**THE PROBLEM:**
Go through the data below and copy it exactly, skipping every picture.

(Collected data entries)
◆ ◆ ◆
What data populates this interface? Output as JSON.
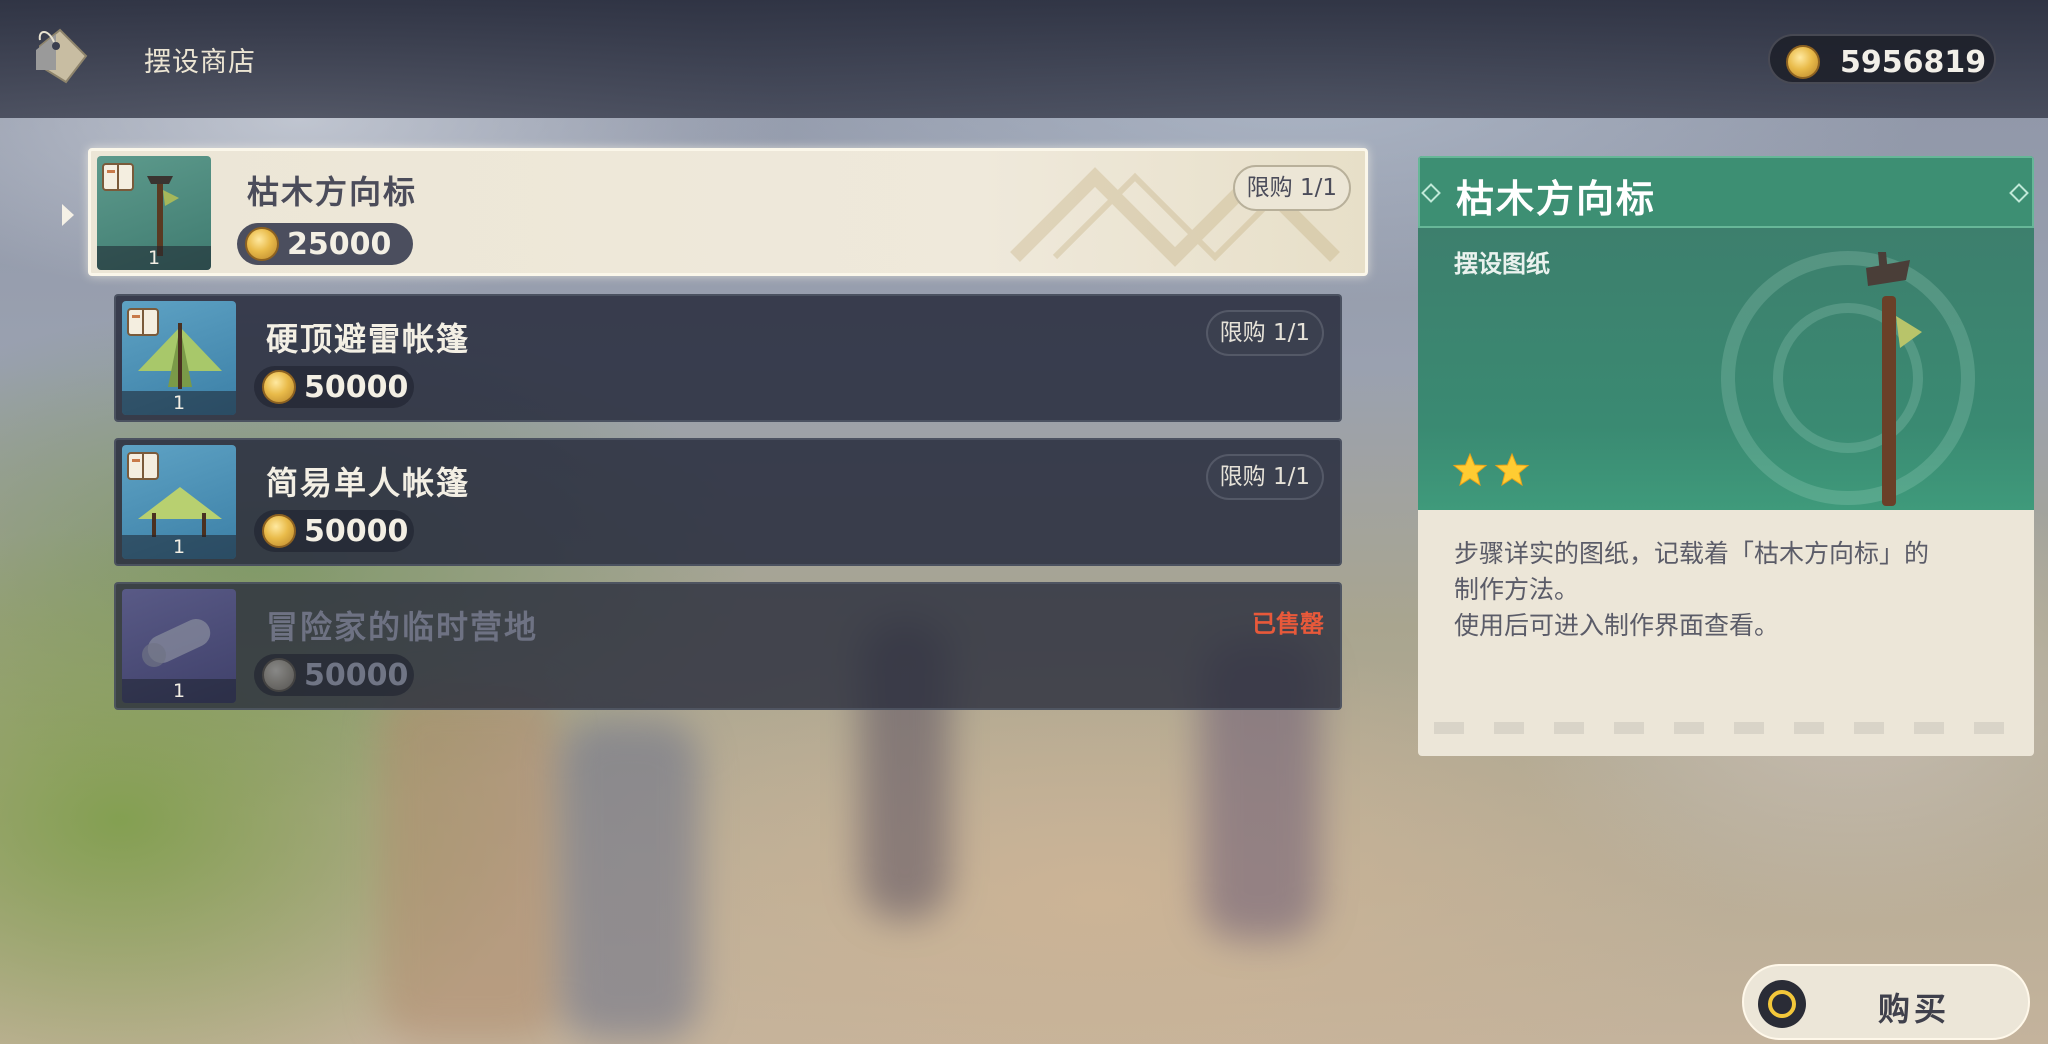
{
  "header": {
    "title": "摆设商店",
    "currency_amount": "5956819"
  },
  "items": [
    {
      "name": "枯木方向标",
      "price": "25000",
      "limit": "限购 1/1",
      "count": "1",
      "state": "selected"
    },
    {
      "name": "硬顶避雷帐篷",
      "price": "50000",
      "limit": "限购 1/1",
      "count": "1",
      "state": "available"
    },
    {
      "name": "简易单人帐篷",
      "price": "50000",
      "limit": "限购 1/1",
      "count": "1",
      "state": "available"
    },
    {
      "name": "冒险家的临时营地",
      "price": "50000",
      "status": "已售罄",
      "count": "1",
      "state": "sold_out"
    }
  ],
  "detail": {
    "title": "枯木方向标",
    "type": "摆设图纸",
    "rarity_stars": 2,
    "description_lines": [
      "步骤详实的图纸，记载着「枯木方向标」的",
      "制作方法。",
      "使用后可进入制作界面查看。"
    ]
  },
  "buy_button": {
    "label": "购买"
  },
  "colors": {
    "accent_green": "#3d8f73",
    "sold_out_red": "#e8593a",
    "panel_cream": "#ece6d8",
    "dark_panel": "#2a2f40"
  }
}
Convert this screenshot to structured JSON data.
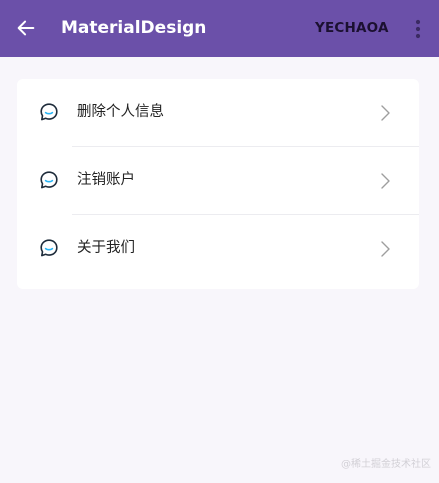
{
  "appbar": {
    "title": "MaterialDesign",
    "action": "YECHAOA",
    "back_icon": "arrow-left-icon",
    "overflow_icon": "more-vert-icon",
    "color": "#6b50a9"
  },
  "list": {
    "items": [
      {
        "label": "删除个人信息",
        "icon": "chat-bubble-icon",
        "trailing_icon": "chevron-right-icon"
      },
      {
        "label": "注销账户",
        "icon": "chat-bubble-icon",
        "trailing_icon": "chevron-right-icon"
      },
      {
        "label": "关于我们",
        "icon": "chat-bubble-icon",
        "trailing_icon": "chevron-right-icon"
      }
    ]
  },
  "watermark": "@稀土掘金技术社区"
}
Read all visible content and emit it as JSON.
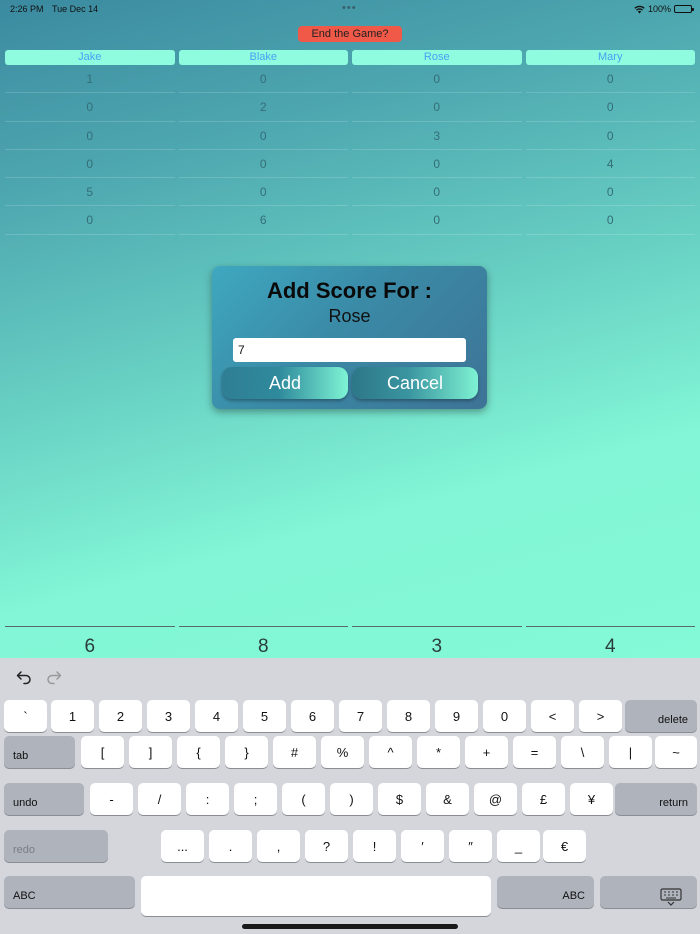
{
  "status": {
    "time": "2:26 PM",
    "date": "Tue Dec 14",
    "battery": "100%"
  },
  "end_game_label": "End the Game?",
  "players": [
    "Jake",
    "Blake",
    "Rose",
    "Mary"
  ],
  "scores": [
    [
      "1",
      "0",
      "0",
      "0"
    ],
    [
      "0",
      "2",
      "0",
      "0"
    ],
    [
      "0",
      "0",
      "3",
      "0"
    ],
    [
      "0",
      "0",
      "0",
      "4"
    ],
    [
      "5",
      "0",
      "0",
      "0"
    ],
    [
      "0",
      "6",
      "0",
      "0"
    ]
  ],
  "totals": [
    "6",
    "8",
    "3",
    "4"
  ],
  "dialog": {
    "title": "Add Score For :",
    "player_name": "Rose",
    "input_value": "7",
    "add_label": "Add",
    "cancel_label": "Cancel"
  },
  "keyboard": {
    "toolbar_icons": [
      "undo-icon",
      "redo-icon"
    ],
    "row1": [
      "`",
      "1",
      "2",
      "3",
      "4",
      "5",
      "6",
      "7",
      "8",
      "9",
      "0",
      "<",
      ">",
      "delete"
    ],
    "row2": [
      "tab",
      "[",
      "]",
      "{",
      "}",
      "#",
      "%",
      "^",
      "*",
      "+",
      "=",
      "\\",
      "|",
      "~"
    ],
    "row3": [
      "undo",
      "-",
      "/",
      ":",
      ";",
      "(",
      ")",
      "$",
      "&",
      "@",
      "£",
      "¥",
      "return"
    ],
    "row4": [
      "redo",
      "...",
      ".",
      ",",
      "?",
      "!",
      "′",
      "″",
      "_",
      "€"
    ],
    "row5": [
      "ABC",
      "",
      "ABC",
      "keyboard-dismiss-icon"
    ]
  }
}
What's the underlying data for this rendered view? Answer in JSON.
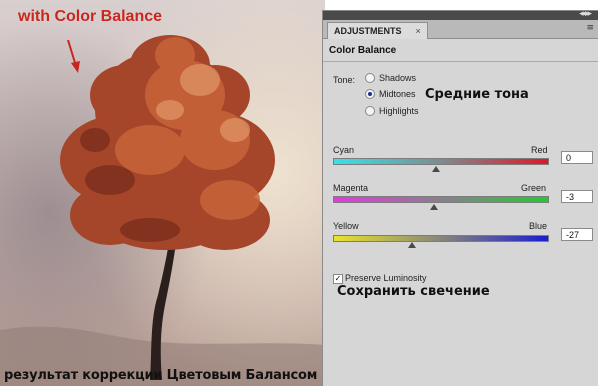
{
  "photo": {
    "top_annotation": "with Color Balance",
    "bottom_caption": "результат коррекции Цветовым Балансом"
  },
  "panel": {
    "tab_label": "ADJUSTMENTS",
    "tab_close": "×",
    "title": "Color Balance",
    "tone": {
      "label": "Tone:",
      "options": [
        "Shadows",
        "Midtones",
        "Highlights"
      ],
      "selected": "Midtones",
      "ru_annotation": "Средние тона"
    },
    "sliders": [
      {
        "left": "Cyan",
        "right": "Red",
        "value": "0",
        "level": 0.48
      },
      {
        "left": "Magenta",
        "right": "Green",
        "value": "-3",
        "level": 0.47
      },
      {
        "left": "Yellow",
        "right": "Blue",
        "value": "-27",
        "level": 0.37
      }
    ],
    "preserve": {
      "label": "Preserve Luminosity",
      "checked": true,
      "check_glyph": "✓",
      "ru_annotation": "Сохранить свечение"
    },
    "icons": {
      "collapse": "double-chevron-icon",
      "menu": "panel-menu-icon"
    },
    "glyphs": {
      "collapse": "◂◂ ▸▸",
      "menu": "≡"
    }
  }
}
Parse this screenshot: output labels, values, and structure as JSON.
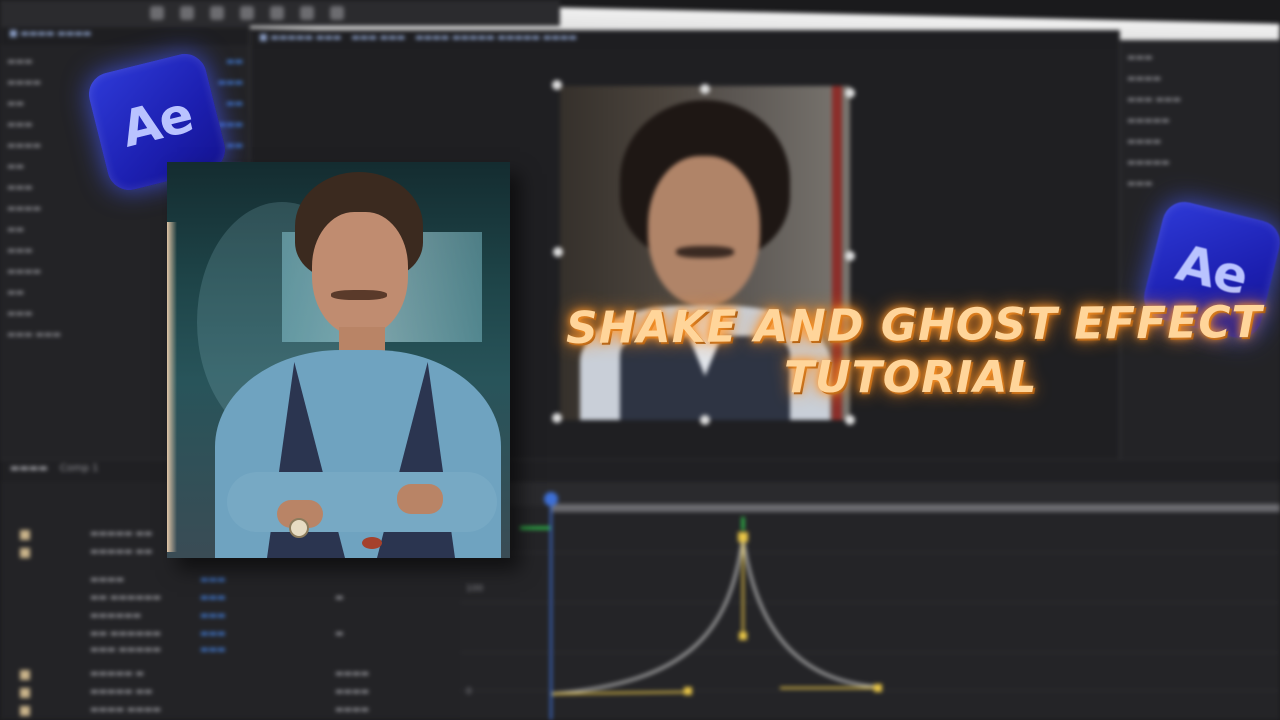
◆ ◆ ◆
**TASK ANSWER:**
What data populates this interface? Output as JSON.
{
  "header": {
    "title": "摆设商店",
    "currency_amount": "5956819"
  },
  "items": [
    {
      "name": "枯木方向标",
      "price": "25000",
      "limit": "限购 1/1",
      "count": "1",
      "state": "selected"
    },
    {
      "name": "硬顶避雷帐篷",
      "price": "50000",
      "limit": "限购 1/1",
      "count": "1",
      "state": "available"
    },
    {
      "name": "简易单人帐篷",
      "price": "50000",
      "limit": "限购 1/1",
      "count": "1",
      "state": "available"
    },
    {
      "name": "冒险家的临时营地",
      "price": "50000",
      "status": "已售罄",
      "count": "1",
      "state": "sold_out"
    }
  ],
  "detail": {
    "title": "枯木方向标",
    "type": "摆设图纸",
    "rarity_stars": 2,
    "description_lines": [
      "步骤详实的图纸，记载着「枯木方向标」的",
      "制作方法。",
      "使用后可进入制作界面查看。"
    ]
  },
  "buy_button": {
    "label": "购买"
  },
  "colors": {
    "accent_green": "#3d8f73",
    "sold_out_red": "#e8593a",
    "panel_cream": "#ece6d8",
    "dark_panel": "#2a2f40"
  }
}
Convert this screenshot to structured JSON data.
{
  "appbar": {
    "title": "MaterialDesign",
    "action": "YECHAOA",
    "back_icon": "arrow-left-icon",
    "overflow_icon": "more-vert-icon",
    "color": "#6b50a9"
  },
  "list": {
    "items": [
      {
        "label": "删除个人信息",
        "icon": "chat-bubble-icon",
        "trailing_icon": "chevron-right-icon"
      },
      {
        "label": "注销账户",
        "icon": "chat-bubble-icon",
        "trailing_icon": "chevron-right-icon"
      },
      {
        "label": "关于我们",
        "icon": "chat-bubble-icon",
        "trailing_icon": "chevron-right-icon"
      }
    ]
  },
  "watermark": "@稀土掘金技术社区"
}
Read all visible content and emit it as JSON.
{
  "status": {
    "time": "2:26 PM",
    "date": "Tue Dec 14",
    "battery": "100%"
  },
  "end_game_label": "End the Game?",
  "players": [
    "Jake",
    "Blake",
    "Rose",
    "Mary"
  ],
  "scores": [
    [
      "1",
      "0",
      "0",
      "0"
    ],
    [
      "0",
      "2",
      "0",
      "0"
    ],
    [
      "0",
      "0",
      "3",
      "0"
    ],
    [
      "0",
      "0",
      "0",
      "4"
    ],
    [
      "5",
      "0",
      "0",
      "0"
    ],
    [
      "0",
      "6",
      "0",
      "0"
    ]
  ],
  "totals": [
    "6",
    "8",
    "3",
    "4"
  ],
  "dialog": {
    "title": "Add Score For :",
    "player_name": "Rose",
    "input_value": "7",
    "add_label": "Add",
    "cancel_label": "Cancel"
  },
  "keyboard": {
    "toolbar_icons": [
      "undo-icon",
      "redo-icon"
    ],
    "row1": [
      "`",
      "1",
      "2",
      "3",
      "4",
      "5",
      "6",
      "7",
      "8",
      "9",
      "0",
      "<",
      ">",
      "delete"
    ],
    "row2": [
      "tab",
      "[",
      "]",
      "{",
      "}",
      "#",
      "%",
      "^",
      "*",
      "+",
      "=",
      "\\",
      "|",
      "~"
    ],
    "row3": [
      "undo",
      "-",
      "/",
      ":",
      ";",
      "(",
      ")",
      "$",
      "&",
      "@",
      "£",
      "¥",
      "return"
    ],
    "row4": [
      "redo",
      "...",
      ".",
      ",",
      "?",
      "!",
      "′",
      "″",
      "_",
      "€"
    ],
    "row5": [
      "ABC",
      "",
      "ABC",
      "keyboard-dismiss-icon"
    ]
  }
}
What's the underlying data for this rendered view? Answer in JSON.
{
  "photo": {
    "top_annotation": "with Color Balance",
    "bottom_caption": "результат коррекции Цветовым Балансом"
  },
  "panel": {
    "tab_label": "ADJUSTMENTS",
    "tab_close": "×",
    "title": "Color Balance",
    "tone": {
      "label": "Tone:",
      "options": [
        "Shadows",
        "Midtones",
        "Highlights"
      ],
      "selected": "Midtones",
      "ru_annotation": "Средние тона"
    },
    "sliders": [
      {
        "left": "Cyan",
        "right": "Red",
        "value": "0",
        "level": 0.48
      },
      {
        "left": "Magenta",
        "right": "Green",
        "value": "-3",
        "level": 0.47
      },
      {
        "left": "Yellow",
        "right": "Blue",
        "value": "-27",
        "level": 0.37
      }
    ],
    "preserve": {
      "label": "Preserve Luminosity",
      "checked": true,
      "check_glyph": "✓",
      "ru_annotation": "Сохранить свечение"
    },
    "icons": {
      "collapse": "double-chevron-icon",
      "menu": "panel-menu-icon"
    },
    "glyphs": {
      "collapse": "◂◂ ▸▸",
      "menu": "≡"
    }
  }
}
Parse this screenshot: output labels, values, and structure as JSON.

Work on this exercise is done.